▶ Exercise goal: Everything in the listing should be restated word for word.

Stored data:
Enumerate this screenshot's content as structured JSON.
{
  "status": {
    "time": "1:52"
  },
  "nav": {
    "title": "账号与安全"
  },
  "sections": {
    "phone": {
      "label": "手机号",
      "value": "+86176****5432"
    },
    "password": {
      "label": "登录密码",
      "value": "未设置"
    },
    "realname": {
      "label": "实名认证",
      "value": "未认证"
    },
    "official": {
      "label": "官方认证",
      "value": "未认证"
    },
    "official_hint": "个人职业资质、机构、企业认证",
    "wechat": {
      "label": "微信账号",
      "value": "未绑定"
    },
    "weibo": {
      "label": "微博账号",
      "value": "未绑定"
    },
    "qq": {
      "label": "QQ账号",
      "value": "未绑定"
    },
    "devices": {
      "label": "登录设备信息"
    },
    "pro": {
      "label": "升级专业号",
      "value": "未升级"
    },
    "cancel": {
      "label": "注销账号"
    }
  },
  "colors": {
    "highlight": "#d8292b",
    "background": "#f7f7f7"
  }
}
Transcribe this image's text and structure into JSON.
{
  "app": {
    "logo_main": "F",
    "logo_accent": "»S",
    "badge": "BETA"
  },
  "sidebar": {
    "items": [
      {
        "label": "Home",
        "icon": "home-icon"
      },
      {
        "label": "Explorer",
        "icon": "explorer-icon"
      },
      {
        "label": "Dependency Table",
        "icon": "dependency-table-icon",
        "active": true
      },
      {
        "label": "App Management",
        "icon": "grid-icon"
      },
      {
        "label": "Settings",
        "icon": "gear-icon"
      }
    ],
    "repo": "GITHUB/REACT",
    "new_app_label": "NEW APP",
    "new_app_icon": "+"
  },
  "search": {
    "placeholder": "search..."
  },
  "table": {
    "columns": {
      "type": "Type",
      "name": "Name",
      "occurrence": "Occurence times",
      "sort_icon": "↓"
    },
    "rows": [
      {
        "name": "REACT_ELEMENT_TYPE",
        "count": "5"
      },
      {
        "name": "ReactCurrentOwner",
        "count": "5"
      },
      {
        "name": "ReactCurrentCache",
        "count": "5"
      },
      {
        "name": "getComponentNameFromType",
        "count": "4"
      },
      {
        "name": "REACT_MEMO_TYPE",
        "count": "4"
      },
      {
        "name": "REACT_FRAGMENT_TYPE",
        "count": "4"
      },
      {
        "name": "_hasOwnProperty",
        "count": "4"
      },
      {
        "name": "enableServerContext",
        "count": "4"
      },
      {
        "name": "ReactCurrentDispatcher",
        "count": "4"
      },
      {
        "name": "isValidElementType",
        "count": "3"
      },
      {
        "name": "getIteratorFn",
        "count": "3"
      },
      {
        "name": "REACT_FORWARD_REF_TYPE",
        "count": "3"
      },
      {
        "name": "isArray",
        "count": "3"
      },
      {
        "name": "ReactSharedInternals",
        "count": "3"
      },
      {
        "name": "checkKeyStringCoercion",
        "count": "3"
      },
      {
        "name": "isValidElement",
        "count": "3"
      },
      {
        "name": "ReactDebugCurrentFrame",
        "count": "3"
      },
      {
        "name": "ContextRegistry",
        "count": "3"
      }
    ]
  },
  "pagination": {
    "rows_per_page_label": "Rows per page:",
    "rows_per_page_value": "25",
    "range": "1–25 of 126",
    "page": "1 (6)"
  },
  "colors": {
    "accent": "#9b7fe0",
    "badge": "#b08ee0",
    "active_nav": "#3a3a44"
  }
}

▶ Worked answer:
Enumerate this screenshot's content as structured JSON.
{
  "status": {
    "time": "1:52"
  },
  "nav": {
    "title": "账号与安全"
  },
  "sections": {
    "phone": {
      "label": "手机号",
      "value": "+86176****5432"
    },
    "password": {
      "label": "登录密码",
      "value": "未设置"
    },
    "realname": {
      "label": "实名认证",
      "value": "未认证"
    },
    "official": {
      "label": "官方认证",
      "value": "未认证"
    },
    "official_hint": "个人职业资质、机构、企业认证",
    "wechat": {
      "label": "微信账号",
      "value": "未绑定"
    },
    "weibo": {
      "label": "微博账号",
      "value": "未绑定"
    },
    "qq": {
      "label": "QQ账号",
      "value": "未绑定"
    },
    "devices": {
      "label": "登录设备信息"
    },
    "pro": {
      "label": "升级专业号",
      "value": "未升级"
    },
    "cancel": {
      "label": "注销账号"
    }
  },
  "colors": {
    "highlight": "#d8292b",
    "background": "#f7f7f7"
  }
}
Transcribe this image's text and structure into JSON.
{
  "app": {
    "logo_main": "F",
    "logo_accent": "»S",
    "badge": "BETA"
  },
  "sidebar": {
    "items": [
      {
        "label": "Home",
        "icon": "home-icon"
      },
      {
        "label": "Explorer",
        "icon": "explorer-icon"
      },
      {
        "label": "Dependency Table",
        "icon": "dependency-table-icon",
        "active": true
      },
      {
        "label": "App Management",
        "icon": "grid-icon"
      },
      {
        "label": "Settings",
        "icon": "gear-icon"
      }
    ],
    "repo": "GITHUB/REACT",
    "new_app_label": "NEW APP",
    "new_app_icon": "+"
  },
  "search": {
    "placeholder": "search..."
  },
  "table": {
    "columns": {
      "type": "Type",
      "name": "Name",
      "occurrence": "Occurence times",
      "sort_icon": "↓"
    },
    "rows": [
      {
        "name": "REACT_ELEMENT_TYPE",
        "count": "5"
      },
      {
        "name": "ReactCurrentOwner",
        "count": "5"
      },
      {
        "name": "ReactCurrentCache",
        "count": "5"
      },
      {
        "name": "getComponentNameFromType",
        "count": "4"
      },
      {
        "name": "REACT_MEMO_TYPE",
        "count": "4"
      },
      {
        "name": "REACT_FRAGMENT_TYPE",
        "count": "4"
      },
      {
        "name": "_hasOwnProperty",
        "count": "4"
      },
      {
        "name": "enableServerContext",
        "count": "4"
      },
      {
        "name": "ReactCurrentDispatcher",
        "count": "4"
      },
      {
        "name": "isValidElementType",
        "count": "3"
      },
      {
        "name": "getIteratorFn",
        "count": "3"
      },
      {
        "name": "REACT_FORWARD_REF_TYPE",
        "count": "3"
      },
      {
        "name": "isArray",
        "count": "3"
      },
      {
        "name": "ReactSharedInternals",
        "count": "3"
      },
      {
        "name": "checkKeyStringCoercion",
        "count": "3"
      },
      {
        "name": "isValidElement",
        "count": "3"
      },
      {
        "name": "ReactDebugCurrentFrame",
        "count": "3"
      },
      {
        "name": "ContextRegistry",
        "count": "3"
      }
    ]
  },
  "pagination": {
    "rows_per_page_label": "Rows per page:",
    "rows_per_page_value": "25",
    "range": "1–25 of 126",
    "page": "1 (6)"
  },
  "colors": {
    "accent": "#9b7fe0",
    "badge": "#b08ee0",
    "active_nav": "#3a3a44"
  }
}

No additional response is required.